● **GIVEN PROBLEM**
Leave the pictures out, and retype all of the material exactly as written.

● **GIVEN RECORDS**
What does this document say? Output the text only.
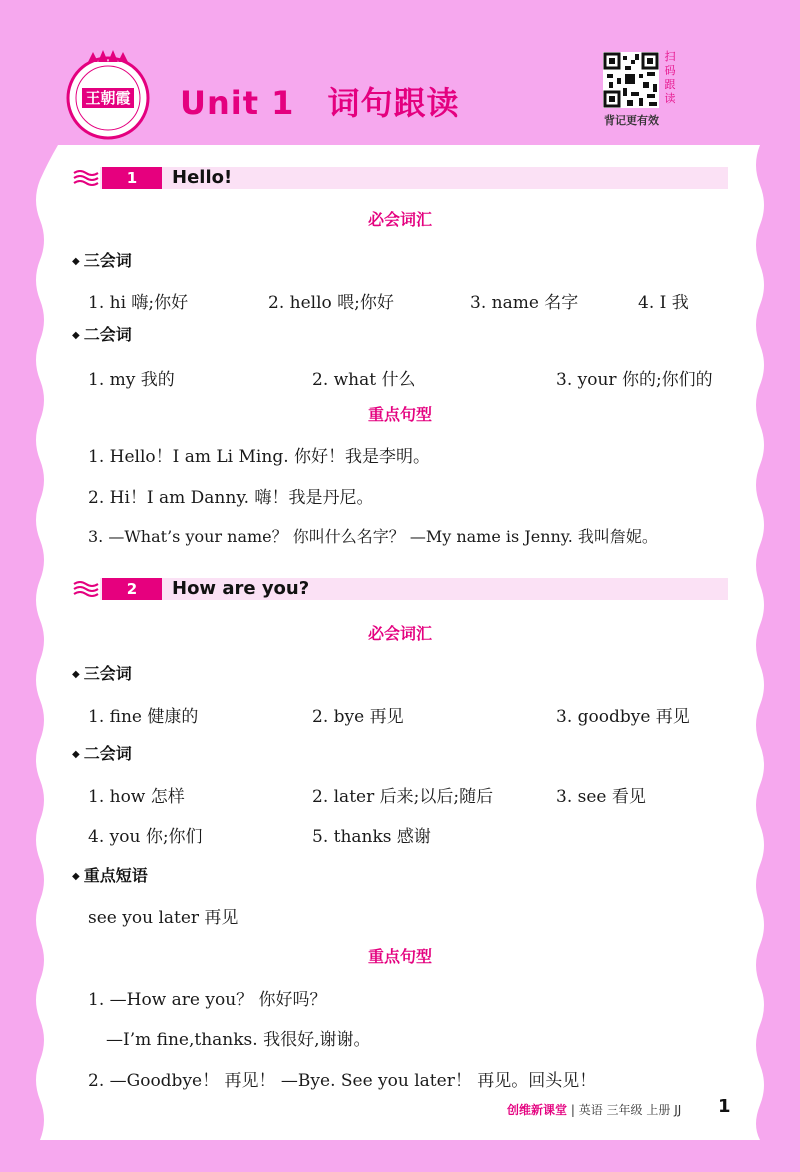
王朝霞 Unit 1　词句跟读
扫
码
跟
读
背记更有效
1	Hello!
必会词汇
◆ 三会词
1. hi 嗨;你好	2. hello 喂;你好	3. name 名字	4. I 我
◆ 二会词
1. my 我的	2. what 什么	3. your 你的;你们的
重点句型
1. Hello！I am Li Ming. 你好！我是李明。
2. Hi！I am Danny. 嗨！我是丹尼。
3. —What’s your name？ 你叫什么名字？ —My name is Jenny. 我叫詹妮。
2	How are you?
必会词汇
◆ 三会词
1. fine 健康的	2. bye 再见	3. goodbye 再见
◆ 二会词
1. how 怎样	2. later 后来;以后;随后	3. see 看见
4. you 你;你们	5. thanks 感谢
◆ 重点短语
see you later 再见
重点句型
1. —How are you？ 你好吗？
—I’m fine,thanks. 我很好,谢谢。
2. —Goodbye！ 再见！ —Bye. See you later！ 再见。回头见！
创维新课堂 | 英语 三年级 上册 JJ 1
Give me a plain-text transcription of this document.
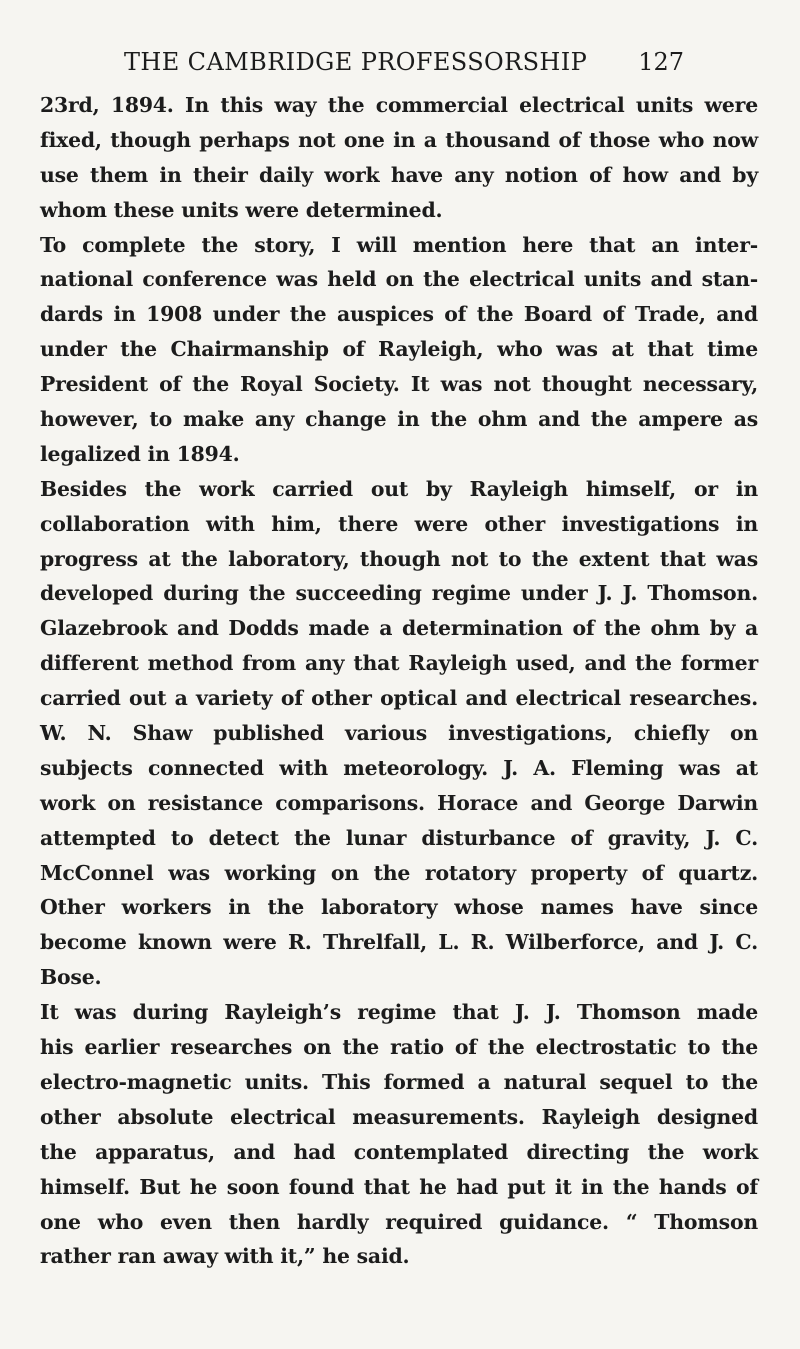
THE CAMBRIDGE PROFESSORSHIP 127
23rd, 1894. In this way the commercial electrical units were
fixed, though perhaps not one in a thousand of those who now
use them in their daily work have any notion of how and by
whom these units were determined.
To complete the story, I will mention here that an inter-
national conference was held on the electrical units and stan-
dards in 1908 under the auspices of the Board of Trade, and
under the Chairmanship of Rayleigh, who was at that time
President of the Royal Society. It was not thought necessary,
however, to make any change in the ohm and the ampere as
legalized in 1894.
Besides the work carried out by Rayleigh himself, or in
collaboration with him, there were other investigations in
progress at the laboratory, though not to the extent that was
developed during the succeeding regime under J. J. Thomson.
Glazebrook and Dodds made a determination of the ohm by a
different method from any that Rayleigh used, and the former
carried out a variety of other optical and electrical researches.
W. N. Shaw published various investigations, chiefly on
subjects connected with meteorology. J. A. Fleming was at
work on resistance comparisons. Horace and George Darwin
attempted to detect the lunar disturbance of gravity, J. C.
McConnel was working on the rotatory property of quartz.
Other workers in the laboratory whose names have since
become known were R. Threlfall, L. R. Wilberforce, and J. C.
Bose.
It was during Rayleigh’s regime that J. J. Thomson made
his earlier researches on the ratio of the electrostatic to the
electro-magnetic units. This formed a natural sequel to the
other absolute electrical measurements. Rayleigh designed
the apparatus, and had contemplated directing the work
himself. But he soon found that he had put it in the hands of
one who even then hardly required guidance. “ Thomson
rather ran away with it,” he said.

● **WORKED ANSWER**
What does this document say? Output the text only.
王朝霞 Unit 1　词句跟读
扫
码
跟
读
背记更有效
1	Hello!
必会词汇
◆ 三会词
1. hi 嗨;你好	2. hello 喂;你好	3. name 名字	4. I 我
◆ 二会词
1. my 我的	2. what 什么	3. your 你的;你们的
重点句型
1. Hello！I am Li Ming. 你好！我是李明。
2. Hi！I am Danny. 嗨！我是丹尼。
3. —What’s your name？ 你叫什么名字？ —My name is Jenny. 我叫詹妮。
2	How are you?
必会词汇
◆ 三会词
1. fine 健康的	2. bye 再见	3. goodbye 再见
◆ 二会词
1. how 怎样	2. later 后来;以后;随后	3. see 看见
4. you 你;你们	5. thanks 感谢
◆ 重点短语
see you later 再见
重点句型
1. —How are you？ 你好吗？
—I’m fine,thanks. 我很好,谢谢。
2. —Goodbye！ 再见！ —Bye. See you later！ 再见。回头见！
创维新课堂 | 英语 三年级 上册 JJ 1
Give me a plain-text transcription of this document.
THE CAMBRIDGE PROFESSORSHIP 127
23rd, 1894. In this way the commercial electrical units were
fixed, though perhaps not one in a thousand of those who now
use them in their daily work have any notion of how and by
whom these units were determined.
To complete the story, I will mention here that an inter-
national conference was held on the electrical units and stan-
dards in 1908 under the auspices of the Board of Trade, and
under the Chairmanship of Rayleigh, who was at that time
President of the Royal Society. It was not thought necessary,
however, to make any change in the ohm and the ampere as
legalized in 1894.
Besides the work carried out by Rayleigh himself, or in
collaboration with him, there were other investigations in
progress at the laboratory, though not to the extent that was
developed during the succeeding regime under J. J. Thomson.
Glazebrook and Dodds made a determination of the ohm by a
different method from any that Rayleigh used, and the former
carried out a variety of other optical and electrical researches.
W. N. Shaw published various investigations, chiefly on
subjects connected with meteorology. J. A. Fleming was at
work on resistance comparisons. Horace and George Darwin
attempted to detect the lunar disturbance of gravity, J. C.
McConnel was working on the rotatory property of quartz.
Other workers in the laboratory whose names have since
become known were R. Threlfall, L. R. Wilberforce, and J. C.
Bose.
It was during Rayleigh’s regime that J. J. Thomson made
his earlier researches on the ratio of the electrostatic to the
electro-magnetic units. This formed a natural sequel to the
other absolute electrical measurements. Rayleigh designed
the apparatus, and had contemplated directing the work
himself. But he soon found that he had put it in the hands of
one who even then hardly required guidance. “ Thomson
rather ran away with it,” he said.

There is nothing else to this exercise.